# EXERCISE REQUIREMENTS
Find every line in the items below that contains the string "time", and copy each of those lines in full. Case counts.
··· GIVEN RECORDS
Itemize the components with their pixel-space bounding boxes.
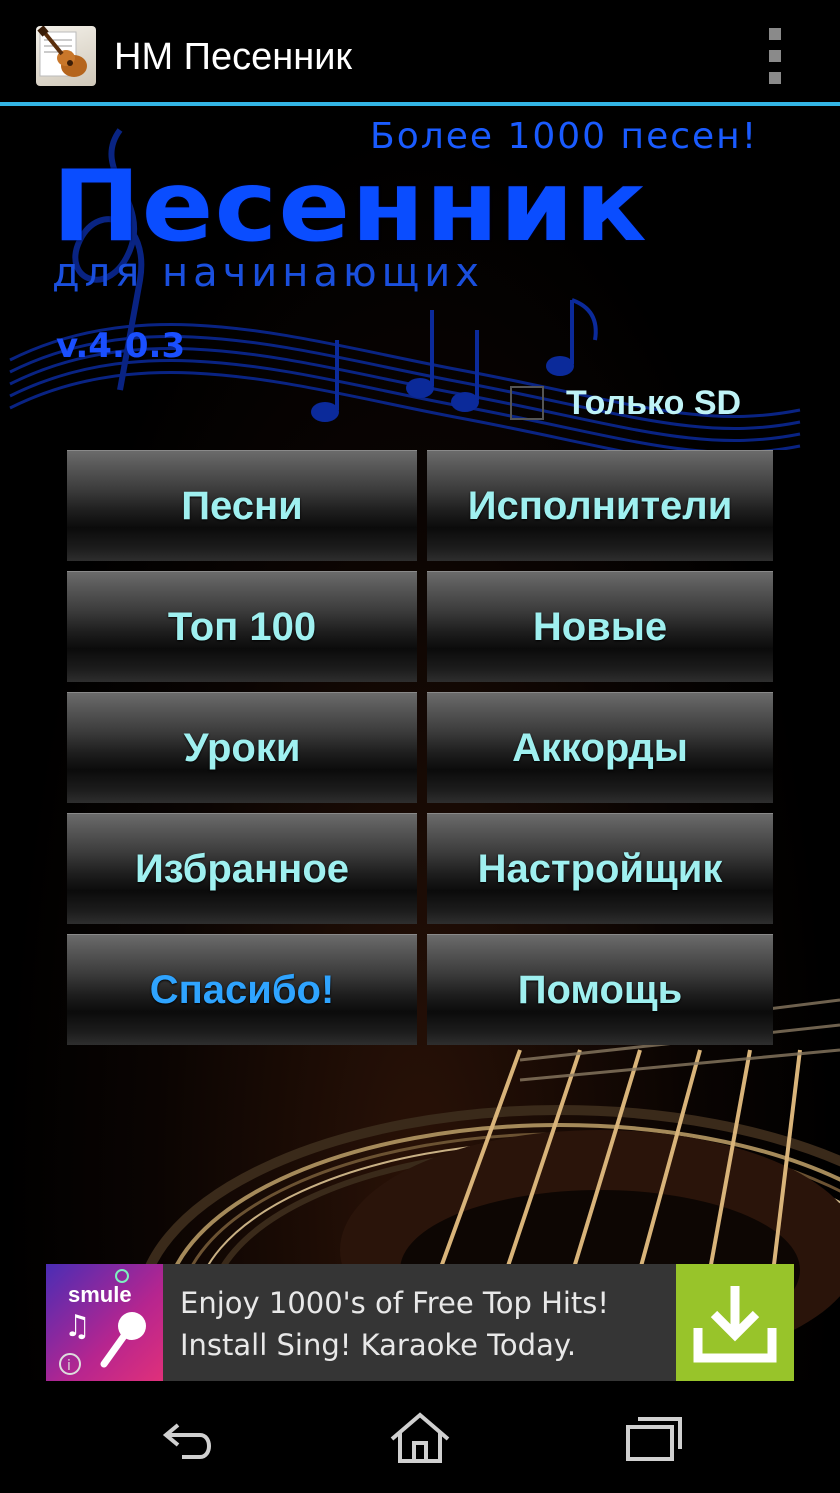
main-content: Более 1000 песен! Песенник для начинающи…: [0, 110, 840, 1380]
main-menu-grid: Песни Исполнители Топ 100 Новые Уроки Ак…: [67, 450, 773, 1045]
ad-headline: Enjoy 1000's of Free Top Hits!: [180, 1286, 610, 1320]
app-title: НМ Песенник: [114, 36, 353, 78]
top100-button[interactable]: Топ 100: [67, 571, 417, 682]
tuner-button[interactable]: Настройщик: [427, 813, 773, 924]
version-label: v.4.0.3: [56, 326, 186, 366]
action-bar: НМ Песенник: [0, 0, 840, 106]
download-icon[interactable]: [676, 1264, 794, 1381]
new-songs-button[interactable]: Новые: [427, 571, 773, 682]
songs-button[interactable]: Песни: [67, 450, 417, 561]
favorites-button[interactable]: Избранное: [67, 813, 417, 924]
svg-text:♫: ♫: [64, 1309, 91, 1344]
thanks-button[interactable]: Спасибо!: [67, 934, 417, 1045]
artists-button[interactable]: Исполнители: [427, 450, 773, 561]
guitar-icon[interactable]: [36, 26, 96, 86]
smule-logo[interactable]: smule ♫ i: [46, 1264, 163, 1381]
logo-subtitle: для начинающих: [52, 250, 484, 296]
ad-subline: Install Sing! Karaoke Today.: [180, 1328, 577, 1362]
logo-title: Песенник: [52, 150, 648, 264]
help-button[interactable]: Помощь: [427, 934, 773, 1045]
sd-only-label[interactable]: Только SD: [566, 384, 741, 423]
system-nav-bar: [0, 1381, 840, 1493]
ad-banner[interactable]: smule ♫ i Enjoy 1000's of Free Top Hits!…: [46, 1264, 794, 1381]
home-icon[interactable]: [388, 1409, 452, 1465]
sd-only-checkbox[interactable]: [510, 386, 544, 420]
svg-text:i: i: [67, 1358, 71, 1374]
recents-icon[interactable]: [622, 1409, 686, 1465]
chords-button[interactable]: Аккорды: [427, 692, 773, 803]
overflow-menu-icon[interactable]: [760, 28, 790, 84]
back-icon[interactable]: [156, 1409, 220, 1465]
lessons-button[interactable]: Уроки: [67, 692, 417, 803]
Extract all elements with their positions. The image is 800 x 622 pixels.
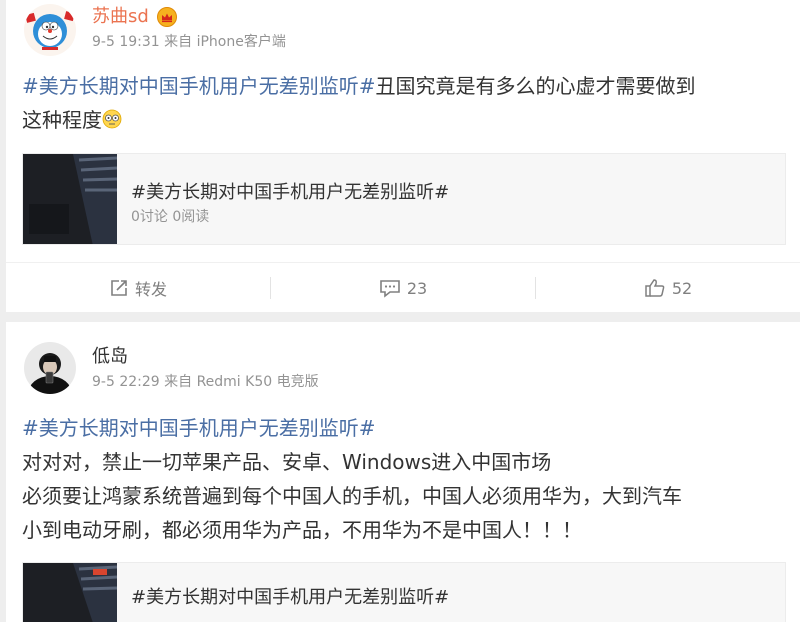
topic-stats: 0讨论 0阅读 (131, 209, 210, 225)
crown-badge-icon[interactable] (157, 7, 177, 27)
share-edit-icon (111, 280, 127, 296)
post-date[interactable]: 9-5 19:31 (92, 34, 160, 50)
user-name[interactable]: 低岛 (92, 346, 128, 368)
post-date[interactable]: 9-5 22:29 (92, 374, 160, 390)
user-name[interactable]: 苏曲sd (92, 6, 149, 28)
post-source: 来自 Redmi K50 电竞版 (164, 374, 319, 390)
topic-title[interactable]: #美方长期对中国手机用户无差别监听# (131, 583, 449, 609)
comment-button[interactable]: 23 (271, 263, 535, 313)
user-avatar[interactable] (24, 4, 76, 56)
topic-title[interactable]: #美方长期对中国手机用户无差别监听# (131, 178, 449, 204)
post-text-line: 对对对，禁止一切苹果产品、安卓、Windows进入中国市场 (22, 450, 552, 474)
post-text-segment: 这种程度 (22, 108, 102, 132)
like-count: 52 (671, 278, 693, 298)
user-avatar[interactable] (24, 342, 76, 394)
repost-label: 转发 (134, 280, 167, 299)
post-text-line: #美方长期对中国手机用户无差别监听# (22, 412, 376, 444)
post-text-segment: 丑国究竟是有多么的心虚才需要做到 (375, 74, 696, 98)
post-text-line: 小到电动牙刷，都必须用华为产品，不用华为不是中国人！！！ (22, 518, 582, 542)
thumbs-up-icon (645, 279, 665, 297)
comment-count: 23 (406, 278, 428, 298)
post-meta: 9-5 22:29 来自 Redmi K50 电竞版 (92, 373, 319, 391)
topic-card[interactable]: #美方长期对中国手机用户无差别监听# 0讨论 0阅读 (22, 153, 786, 245)
hashtag-link[interactable]: #美方长期对中国手机用户无差别监听# (22, 74, 376, 98)
post-meta: 9-5 19:31 来自 iPhone客户端 (92, 33, 286, 51)
repost-button[interactable]: 转发 (6, 263, 270, 313)
hashtag-link[interactable]: #美方长期对中国手机用户无差别监听# (22, 416, 376, 440)
post-text-line: 这种程度 (22, 104, 122, 138)
action-bar: 转发 23 52 (6, 262, 800, 312)
comment-icon (380, 280, 400, 298)
like-button[interactable]: 52 (536, 263, 800, 313)
post-source: 来自 iPhone客户端 (164, 34, 286, 50)
topic-thumbnail (23, 563, 117, 622)
topic-thumbnail (23, 154, 117, 244)
post-text-line: 必须要让鸿蒙系统普遍到每个中国人的手机，中国人必须用华为，大到汽车 (22, 484, 682, 508)
topic-card[interactable]: #美方长期对中国手机用户无差别监听# (22, 562, 786, 622)
post-text-line: #美方长期对中国手机用户无差别监听#丑国究竟是有多么的心虚才需要做到 (22, 70, 696, 102)
clueless-emoji-icon (102, 106, 122, 138)
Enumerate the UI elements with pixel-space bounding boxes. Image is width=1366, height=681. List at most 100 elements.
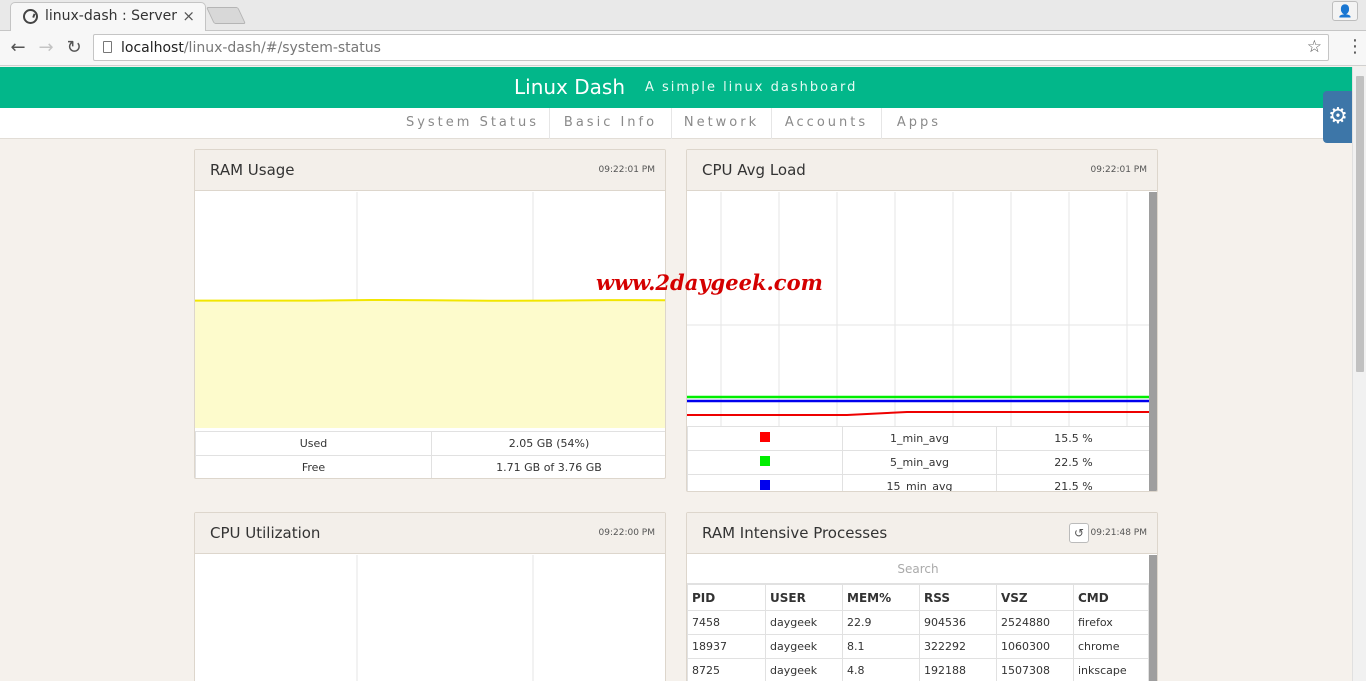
table-row: 7458 daygeek 22.9 904536 2524880 firefox	[687, 610, 1149, 635]
column-header-rss[interactable]: RSS	[919, 584, 997, 611]
browser-tab[interactable]: linux-dash : Server / ×	[10, 2, 206, 32]
ram-used-line	[195, 298, 665, 302]
address-bar[interactable]: localhost/linux-dash/#/system-status ☆	[93, 34, 1329, 61]
ram-used-area	[195, 300, 665, 428]
watermark-text: www.2daygeek.com	[596, 270, 823, 295]
url-text: localhost/linux-dash/#/system-status	[121, 40, 381, 56]
browser-toolbar: ← → ↻ localhost/linux-dash/#/system-stat…	[0, 31, 1366, 66]
cpu-avg-load-table: 1_min_avg 15.5 % 5_min_avg 22.5 % 15_min…	[687, 426, 1151, 491]
ram-usage-chart-svg	[195, 192, 665, 428]
table-header-row: PID USER MEM% RSS VSZ CMD	[687, 584, 1149, 611]
settings-gear-icon[interactable]: ⚙	[1323, 91, 1353, 143]
cell-mem: 4.8	[842, 658, 920, 681]
ram-usage-table: Used 2.05 GB (54%) Free 1.71 GB of 3.76 …	[195, 431, 665, 478]
load-label-5min: 5_min_avg	[842, 450, 997, 475]
table-row: Free 1.71 GB of 3.76 GB	[195, 455, 665, 478]
nav-apps[interactable]: Apps	[882, 108, 956, 139]
ram-usage-chart	[195, 192, 665, 428]
column-header-mem[interactable]: MEM%	[842, 584, 920, 611]
process-search-input[interactable]: Search	[687, 555, 1149, 584]
new-tab-button[interactable]	[206, 7, 246, 24]
cpu-utilization-time: 09:22:00 PM	[598, 528, 655, 538]
cpu-avg-load-chart	[687, 192, 1157, 426]
load-value-5min: 22.5 %	[996, 450, 1151, 475]
cell-cmd: chrome	[1073, 634, 1149, 659]
column-header-user[interactable]: USER	[765, 584, 843, 611]
cell-user: daygeek	[765, 634, 843, 659]
table-row: 15_min_avg 21.5 %	[687, 474, 1151, 491]
ram-processes-time: 09:21:48 PM	[1090, 528, 1147, 538]
cpu-utilization-chart-svg	[356, 555, 534, 681]
ram-processes-title: RAM Intensive Processes	[702, 524, 888, 542]
forward-icon[interactable]: →	[35, 37, 57, 59]
cell-user: daygeek	[765, 658, 843, 681]
cell-pid: 18937	[687, 634, 766, 659]
cpu-avg-load-title: CPU Avg Load	[702, 161, 806, 179]
table-row: 18937 daygeek 8.1 322292 1060300 chrome	[687, 634, 1149, 659]
cpu-avg-load-widget: CPU Avg Load 09:22:01 PM 1_min_avg 15.5 …	[686, 149, 1158, 492]
profile-icon[interactable]: 👤	[1332, 1, 1358, 21]
page-scrollbar-thumb[interactable]	[1356, 76, 1364, 372]
cell-mem: 22.9	[842, 610, 920, 635]
ram-usage-title: RAM Usage	[210, 161, 295, 179]
app-title: Linux Dash	[514, 75, 625, 99]
legend-swatch-cell	[687, 474, 843, 491]
nav-basic-info[interactable]: Basic Info	[550, 108, 672, 139]
refresh-icon[interactable]: ↺	[1069, 523, 1089, 543]
cpu-utilization-chart	[195, 555, 665, 681]
table-row: 5_min_avg 22.5 %	[687, 450, 1151, 475]
table-row: 1_min_avg 15.5 %	[687, 426, 1151, 451]
cell-vsz: 2524880	[996, 610, 1074, 635]
cell-rss: 904536	[919, 610, 997, 635]
cpu-avg-load-header: CPU Avg Load 09:22:01 PM	[687, 150, 1157, 191]
nav-system-status[interactable]: System Status	[396, 108, 550, 139]
back-icon[interactable]: ←	[7, 37, 29, 59]
ram-free-label: Free	[195, 455, 432, 478]
ram-free-value: 1.71 GB of 3.76 GB	[431, 455, 665, 478]
ram-processes-widget: RAM Intensive Processes ↺ 09:21:48 PM Se…	[686, 512, 1158, 681]
cell-mem: 8.1	[842, 634, 920, 659]
load-value-15min: 21.5 %	[996, 474, 1151, 491]
column-header-pid[interactable]: PID	[687, 584, 766, 611]
page-scrollbar[interactable]	[1352, 67, 1366, 681]
legend-swatch-cell	[687, 426, 843, 451]
cpu-utilization-title: CPU Utilization	[210, 524, 321, 542]
tab-close-icon[interactable]: ×	[182, 7, 195, 25]
ram-used-label: Used	[195, 431, 432, 456]
cell-vsz: 1060300	[996, 634, 1074, 659]
browser-menu-icon[interactable]: ⋮	[1346, 36, 1364, 58]
cpu-avg-load-time: 09:22:01 PM	[1090, 165, 1147, 175]
cpu-avg-load-scrollbar[interactable]	[1149, 192, 1157, 491]
url-host: localhost	[121, 40, 184, 56]
nav-accounts[interactable]: Accounts	[772, 108, 882, 139]
reload-icon[interactable]: ↻	[63, 37, 85, 59]
app-nav: System Status Basic Info Network Account…	[0, 108, 1352, 139]
app-subtitle: A simple linux dashboard	[645, 80, 858, 95]
browser-tabstrip: linux-dash : Server / × 👤	[0, 0, 1366, 32]
cell-vsz: 1507308	[996, 658, 1074, 681]
load-value-1min: 15.5 %	[996, 426, 1151, 451]
load-label-15min: 15_min_avg	[842, 474, 997, 491]
tab-title: linux-dash : Server /	[45, 8, 180, 24]
ram-usage-widget: RAM Usage 09:22:01 PM Used 2.05 GB (54%)…	[194, 149, 666, 479]
legend-swatch-cell	[687, 450, 843, 475]
cpu-avg-load-chart-svg	[687, 192, 1151, 426]
column-header-vsz[interactable]: VSZ	[996, 584, 1074, 611]
table-row: 8725 daygeek 4.8 192188 1507308 inkscape	[687, 658, 1149, 681]
cpu-load-grid	[687, 192, 1151, 426]
page-icon	[103, 41, 112, 53]
ram-used-value: 2.05 GB (54%)	[431, 431, 665, 456]
bookmark-star-icon[interactable]: ☆	[1307, 37, 1322, 57]
cell-user: daygeek	[765, 610, 843, 635]
process-table: PID USER MEM% RSS VSZ CMD 7458 daygeek 2…	[687, 584, 1149, 681]
app-header: Linux Dash A simple linux dashboard	[0, 67, 1352, 108]
nav-network[interactable]: Network	[672, 108, 772, 139]
ram-processes-header: RAM Intensive Processes ↺ 09:21:48 PM	[687, 513, 1157, 554]
cell-cmd: firefox	[1073, 610, 1149, 635]
column-header-cmd[interactable]: CMD	[1073, 584, 1149, 611]
ram-processes-scrollbar[interactable]	[1149, 555, 1157, 681]
cell-rss: 192188	[919, 658, 997, 681]
dashboard-favicon-icon	[23, 9, 38, 24]
cpu-utilization-widget: CPU Utilization 09:22:00 PM	[194, 512, 666, 681]
legend-swatch-red	[760, 432, 770, 442]
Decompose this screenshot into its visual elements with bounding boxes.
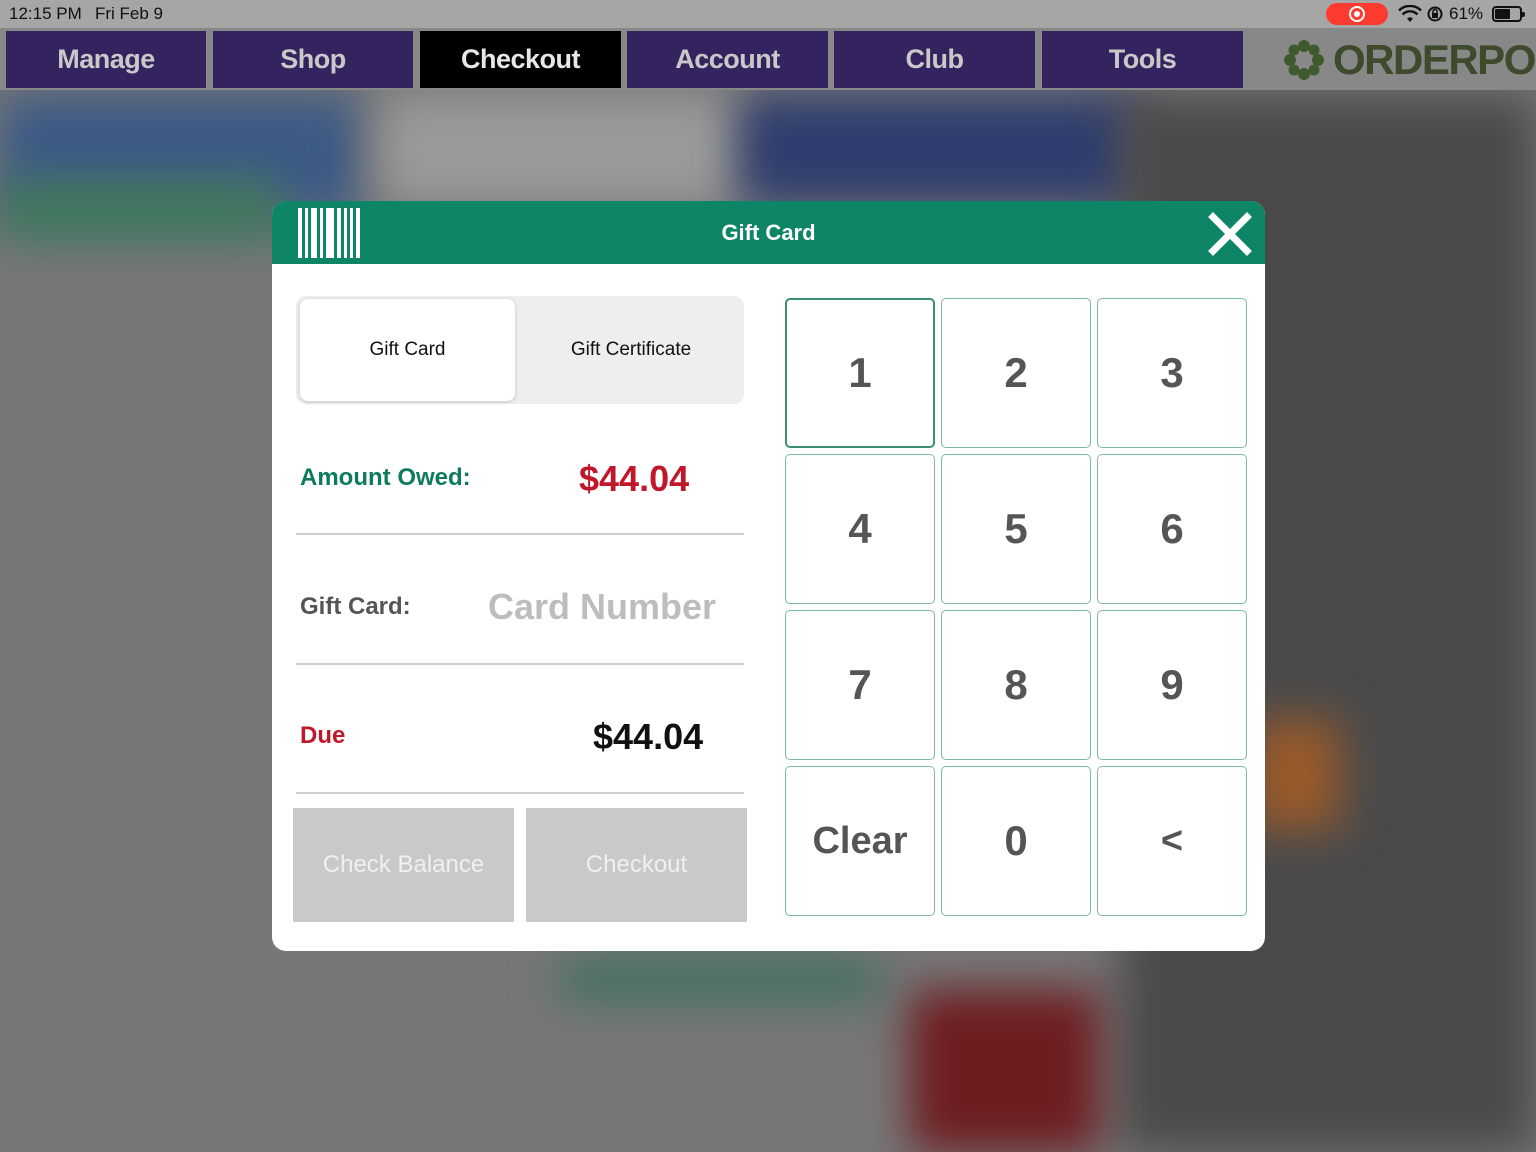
······
# TASK OUTPUT
cpu-utilization-time: 09:22:00 PM	[598, 528, 655, 538]
ram-processes-time: 09:21:48 PM	[1090, 528, 1147, 538]
cpu-avg-load-time: 09:22:01 PM	[1090, 165, 1147, 175]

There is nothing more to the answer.